— Start of Source material —

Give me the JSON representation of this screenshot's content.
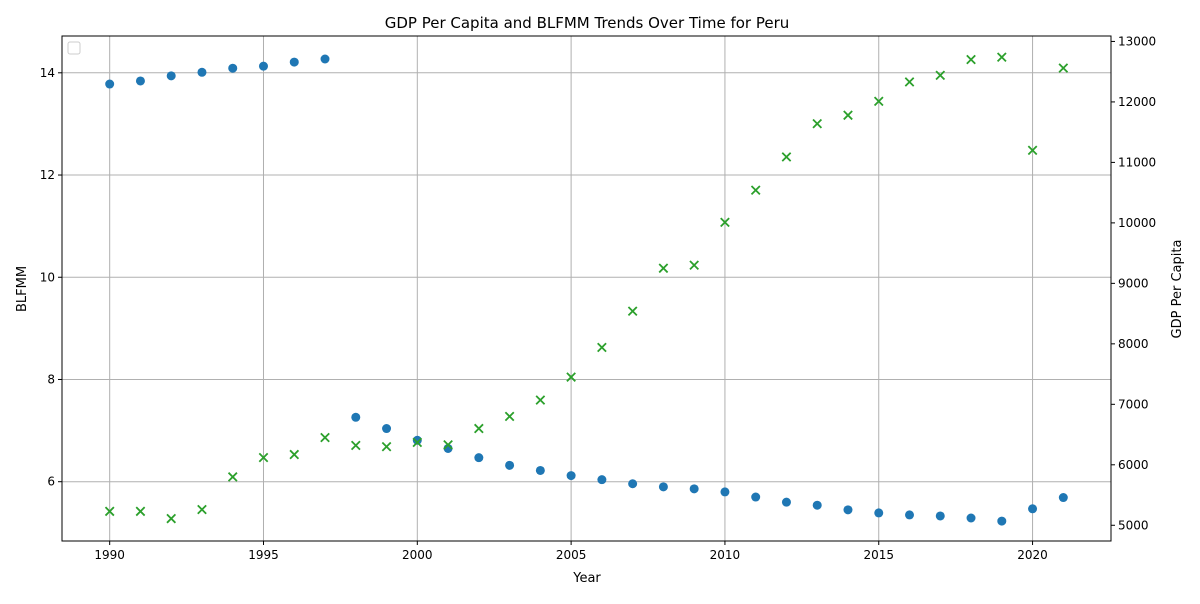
{
  "chart_data": {
    "type": "scatter",
    "title": "GDP Per Capita and BLFMM Trends Over Time for Peru",
    "xlabel": "Year",
    "ylabel_left": "BLFMM",
    "ylabel_right": "GDP Per Capita",
    "xlim": [
      1988.45,
      2022.55
    ],
    "ylim_left": [
      4.84,
      14.72
    ],
    "ylim_right": [
      4740,
      13090
    ],
    "x_ticks": [
      1990,
      1995,
      2000,
      2005,
      2010,
      2015,
      2020
    ],
    "y_ticks_left": [
      6,
      8,
      10,
      12,
      14
    ],
    "y_ticks_right": [
      5000,
      6000,
      7000,
      8000,
      9000,
      10000,
      11000,
      12000,
      13000
    ],
    "grid": true,
    "legend": "top-left",
    "colors": {
      "blfmm": "#1f77b4",
      "gdp": "#2ca02c",
      "left_label": "#1f77b4",
      "right_label": "#2ca02c"
    },
    "x": [
      1990,
      1991,
      1992,
      1993,
      1994,
      1995,
      1996,
      1997,
      1998,
      1999,
      2000,
      2001,
      2002,
      2003,
      2004,
      2005,
      2006,
      2007,
      2008,
      2009,
      2010,
      2011,
      2012,
      2013,
      2014,
      2015,
      2016,
      2017,
      2018,
      2019,
      2020,
      2021
    ],
    "series": [
      {
        "key": "blfmm",
        "axis": "left",
        "marker": "circle",
        "values": [
          13.78,
          13.84,
          13.94,
          14.01,
          14.09,
          14.13,
          14.21,
          14.27,
          7.26,
          7.04,
          6.81,
          6.65,
          6.47,
          6.32,
          6.22,
          6.12,
          6.04,
          5.96,
          5.9,
          5.86,
          5.8,
          5.7,
          5.6,
          5.54,
          5.45,
          5.39,
          5.35,
          5.33,
          5.29,
          5.23,
          5.47,
          5.69
        ]
      },
      {
        "key": "gdp",
        "axis": "right",
        "marker": "x",
        "values": [
          5230,
          5230,
          5110,
          5260,
          5800,
          6120,
          6170,
          6450,
          6320,
          6300,
          6370,
          6330,
          6600,
          6800,
          7070,
          7450,
          7940,
          8540,
          9250,
          9300,
          10010,
          10540,
          11090,
          11640,
          11780,
          12010,
          12330,
          12440,
          12700,
          12740,
          11200,
          12560
        ]
      }
    ]
  }
}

— End of Source material —

Find each line holding "Capita". Copy it out.

## Answer to the problem
    "title": "GDP Per Capita and BLFMM Trends Over Time for Peru",
    "ylabel_right": "GDP Per Capita",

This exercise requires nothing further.